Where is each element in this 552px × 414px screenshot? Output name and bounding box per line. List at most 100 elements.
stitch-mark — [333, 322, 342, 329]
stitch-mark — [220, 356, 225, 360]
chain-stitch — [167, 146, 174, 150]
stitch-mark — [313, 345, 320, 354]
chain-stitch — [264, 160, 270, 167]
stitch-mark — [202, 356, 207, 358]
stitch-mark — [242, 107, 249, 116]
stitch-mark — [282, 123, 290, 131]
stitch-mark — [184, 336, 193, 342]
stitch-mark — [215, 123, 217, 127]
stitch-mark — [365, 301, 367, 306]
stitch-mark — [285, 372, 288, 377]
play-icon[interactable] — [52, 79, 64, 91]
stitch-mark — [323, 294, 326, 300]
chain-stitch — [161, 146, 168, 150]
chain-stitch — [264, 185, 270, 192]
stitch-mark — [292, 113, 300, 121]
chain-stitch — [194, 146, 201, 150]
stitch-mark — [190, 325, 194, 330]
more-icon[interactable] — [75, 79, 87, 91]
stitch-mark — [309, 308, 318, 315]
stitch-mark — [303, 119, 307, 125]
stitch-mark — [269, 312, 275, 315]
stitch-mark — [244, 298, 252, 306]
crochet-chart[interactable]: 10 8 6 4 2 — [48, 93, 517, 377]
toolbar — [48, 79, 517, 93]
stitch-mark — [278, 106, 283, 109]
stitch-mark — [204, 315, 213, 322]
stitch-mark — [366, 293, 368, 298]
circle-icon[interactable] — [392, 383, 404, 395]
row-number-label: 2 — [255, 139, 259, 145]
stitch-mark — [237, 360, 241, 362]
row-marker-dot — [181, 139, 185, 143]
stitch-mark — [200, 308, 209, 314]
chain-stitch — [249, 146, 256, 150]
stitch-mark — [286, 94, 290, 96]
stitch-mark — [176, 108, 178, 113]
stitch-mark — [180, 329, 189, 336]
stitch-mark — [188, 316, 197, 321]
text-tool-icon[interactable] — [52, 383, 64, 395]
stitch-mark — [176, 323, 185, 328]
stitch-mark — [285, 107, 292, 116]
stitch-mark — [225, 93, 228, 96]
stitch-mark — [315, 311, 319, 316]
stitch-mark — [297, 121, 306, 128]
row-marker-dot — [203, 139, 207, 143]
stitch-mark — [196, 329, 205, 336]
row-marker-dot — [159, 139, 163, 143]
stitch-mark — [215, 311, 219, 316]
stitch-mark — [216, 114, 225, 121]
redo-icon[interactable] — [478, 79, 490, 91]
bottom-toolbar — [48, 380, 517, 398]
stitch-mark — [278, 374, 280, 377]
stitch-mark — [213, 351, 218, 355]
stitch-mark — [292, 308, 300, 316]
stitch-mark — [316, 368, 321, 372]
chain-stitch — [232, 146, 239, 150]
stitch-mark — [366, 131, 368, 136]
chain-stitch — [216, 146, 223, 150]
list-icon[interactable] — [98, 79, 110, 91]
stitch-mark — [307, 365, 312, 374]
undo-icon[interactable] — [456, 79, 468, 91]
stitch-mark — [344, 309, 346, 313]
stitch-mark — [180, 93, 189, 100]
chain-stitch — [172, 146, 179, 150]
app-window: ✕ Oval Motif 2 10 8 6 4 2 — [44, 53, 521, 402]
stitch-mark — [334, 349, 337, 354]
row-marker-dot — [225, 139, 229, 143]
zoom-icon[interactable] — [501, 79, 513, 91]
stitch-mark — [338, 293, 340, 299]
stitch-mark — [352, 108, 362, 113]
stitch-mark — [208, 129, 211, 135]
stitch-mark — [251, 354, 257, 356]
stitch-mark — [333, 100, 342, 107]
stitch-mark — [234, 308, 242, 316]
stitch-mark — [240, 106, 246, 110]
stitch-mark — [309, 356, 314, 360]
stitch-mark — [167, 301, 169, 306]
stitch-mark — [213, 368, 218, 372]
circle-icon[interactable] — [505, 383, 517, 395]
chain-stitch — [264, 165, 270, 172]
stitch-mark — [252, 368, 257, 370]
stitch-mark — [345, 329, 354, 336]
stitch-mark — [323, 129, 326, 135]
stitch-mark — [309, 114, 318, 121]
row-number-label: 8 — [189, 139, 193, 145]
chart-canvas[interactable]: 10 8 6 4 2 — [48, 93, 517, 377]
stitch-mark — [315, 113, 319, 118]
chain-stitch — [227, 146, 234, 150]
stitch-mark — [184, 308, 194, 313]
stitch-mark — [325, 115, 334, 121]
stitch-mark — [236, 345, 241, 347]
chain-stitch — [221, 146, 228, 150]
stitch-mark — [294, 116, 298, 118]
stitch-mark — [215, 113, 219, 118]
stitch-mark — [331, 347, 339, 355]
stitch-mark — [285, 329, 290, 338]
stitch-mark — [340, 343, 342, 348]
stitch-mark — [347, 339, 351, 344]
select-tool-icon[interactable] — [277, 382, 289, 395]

• • • •

→ **EXERCISE TASK**: Render every line of the entries above as a Markdown table with the columns Row and Line, giving each line's number in Row and its text in Line. Omit blank lines.

→ **THE RESPONSE**:
| Row | Line |
|---|---|
| 1 | Where is each element in this 552px × 414px screenshot? Output name and bounding box per line. List at most 100 elements. |
| 2 | stitch-mark — [333, 322, 342, 329] |
| 3 | stitch-mark — [220, 356, 225, 360] |
| 4 | chain-stitch — [167, 146, 174, 150] |
| 5 | stitch-mark — [313, 345, 320, 354] |
| 6 | chain-stitch — [264, 160, 270, 167] |
| 7 | stitch-mark — [202, 356, 207, 358] |
| 8 | stitch-mark — [242, 107, 249, 116] |
| 9 | stitch-mark — [282, 123, 290, 131] |
| 10 | stitch-mark — [184, 336, 193, 342] |
| 11 | stitch-mark — [215, 123, 217, 127] |
| 12 | stitch-mark — [365, 301, 367, 306] |
| 13 | stitch-mark — [285, 372, 288, 377] |
| 14 | play-icon[interactable] — [52, 79, 64, 91] |
| 15 | stitch-mark — [323, 294, 326, 300] |
| 16 | chain-stitch — [161, 146, 168, 150] |
| 17 | chain-stitch — [264, 185, 270, 192] |
| 18 | stitch-mark — [292, 113, 300, 121] |
| 19 | chain-stitch — [194, 146, 201, 150] |
| 20 | stitch-mark — [190, 325, 194, 330] |
| 21 | more-icon[interactable] — [75, 79, 87, 91] |
| 22 | stitch-mark — [309, 308, 318, 315] |
| 23 | stitch-mark — [303, 119, 307, 125] |
| 24 | stitch-mark — [269, 312, 275, 315] |
| 25 | stitch-mark — [244, 298, 252, 306] |
| 26 | crochet-chart[interactable]: 10 8 6 4 2 — [48, 93, 517, 377] |
| 27 | toolbar — [48, 79, 517, 93] |
| 28 | stitch-mark — [278, 106, 283, 109] |
| 29 | stitch-mark — [204, 315, 213, 322] |
| 30 | stitch-mark — [366, 293, 368, 298] |
| 31 | circle-icon[interactable] — [392, 383, 404, 395] |
| 32 | row-number-label: 2 — [255, 139, 259, 145] |
| 33 | stitch-mark — [237, 360, 241, 362] |
| 34 | row-marker-dot — [181, 139, 185, 143] |
| 35 | stitch-mark — [200, 308, 209, 314] |
| 36 | chain-stitch — [249, 146, 256, 150] |
| 37 | stitch-mark — [286, 94, 290, 96] |
| 38 | stitch-mark — [176, 108, 178, 113] |
| 39 | stitch-mark — [180, 329, 189, 336] |
| 40 | stitch-mark — [188, 316, 197, 321] |
| 41 | text-tool-icon[interactable] — [52, 383, 64, 395] |
| 42 | stitch-mark — [176, 323, 185, 328] |
| 43 | stitch-mark — [285, 107, 292, 116] |
| 44 | stitch-mark — [225, 93, 228, 96] |
| 45 | stitch-mark — [315, 311, 319, 316] |
| 46 | stitch-mark — [297, 121, 306, 128] |
| 47 | row-marker-dot — [203, 139, 207, 143] |
| 48 | stitch-mark — [196, 329, 205, 336] |
| 49 | row-marker-dot — [159, 139, 163, 143] |
| 50 | stitch-mark — [215, 311, 219, 316] |
| 51 | stitch-mark — [216, 114, 225, 121] |
| 52 | redo-icon[interactable] — [478, 79, 490, 91] |
| 53 | bottom-toolbar — [48, 380, 517, 398] |
| 54 | stitch-mark — [278, 374, 280, 377] |
| 55 | stitch-mark — [213, 351, 218, 355] |
| 56 | stitch-mark — [292, 308, 300, 316] |
| 57 | stitch-mark — [316, 368, 321, 372] |
| 58 | chain-stitch — [232, 146, 239, 150] |
| 59 | stitch-mark — [366, 131, 368, 136] |
| 60 | chain-stitch — [216, 146, 223, 150] |
| 61 | list-icon[interactable] — [98, 79, 110, 91] |
| 62 | stitch-mark — [307, 365, 312, 374] |
| 63 | undo-icon[interactable] — [456, 79, 468, 91] |
| 64 | stitch-mark — [344, 309, 346, 313] |
| 65 | stitch-mark — [180, 93, 189, 100] |
| 66 | chain-stitch — [172, 146, 179, 150] |
| 67 | app-window: ✕ Oval Motif 2 10 8 6 4 2 — [44, 53, 521, 402] |
| 68 | stitch-mark — [334, 349, 337, 354] |
| 69 | row-marker-dot — [225, 139, 229, 143] |
| 70 | zoom-icon[interactable] — [501, 79, 513, 91] |
| 71 | stitch-mark — [338, 293, 340, 299] |
| 72 | stitch-mark — [352, 108, 362, 113] |
| 73 | stitch-mark — [208, 129, 211, 135] |
| 74 | stitch-mark — [251, 354, 257, 356] |
| 75 | stitch-mark — [333, 100, 342, 107] |
| 76 | stitch-mark — [234, 308, 242, 316] |
| 77 | stitch-mark — [240, 106, 246, 110] |
| 78 | stitch-mark — [309, 356, 314, 360] |
| 79 | stitch-mark — [167, 301, 169, 306] |
| 80 | stitch-mark — [213, 368, 218, 372] |
| 81 | circle-icon[interactable] — [505, 383, 517, 395] |
| 82 | chain-stitch — [264, 165, 270, 172] |
| 83 | stitch-mark — [252, 368, 257, 370] |
| 84 | stitch-mark — [345, 329, 354, 336] |
| 85 | stitch-mark — [323, 129, 326, 135] |
| 86 | stitch-mark — [309, 114, 318, 121] |
| 87 | row-number-label: 8 — [189, 139, 193, 145] |
| 88 | chart-canvas[interactable]: 10 8 6 4 2 — [48, 93, 517, 377] |
| 89 | stitch-mark — [315, 113, 319, 118] |
| 90 | chain-stitch — [227, 146, 234, 150] |
| 91 | stitch-mark — [184, 308, 194, 313] |
| 92 | stitch-mark — [325, 115, 334, 121] |
| 93 | stitch-mark — [236, 345, 241, 347] |
| 94 | chain-stitch — [221, 146, 228, 150] |
| 95 | stitch-mark — [294, 116, 298, 118] |
| 96 | stitch-mark — [215, 113, 219, 118] |
| 97 | stitch-mark — [331, 347, 339, 355] |
| 98 | stitch-mark — [285, 329, 290, 338] |
| 99 | stitch-mark — [340, 343, 342, 348] |
| 100 | stitch-mark — [347, 339, 351, 344] |
| 101 | select-tool-icon[interactable] — [277, 382, 289, 395] |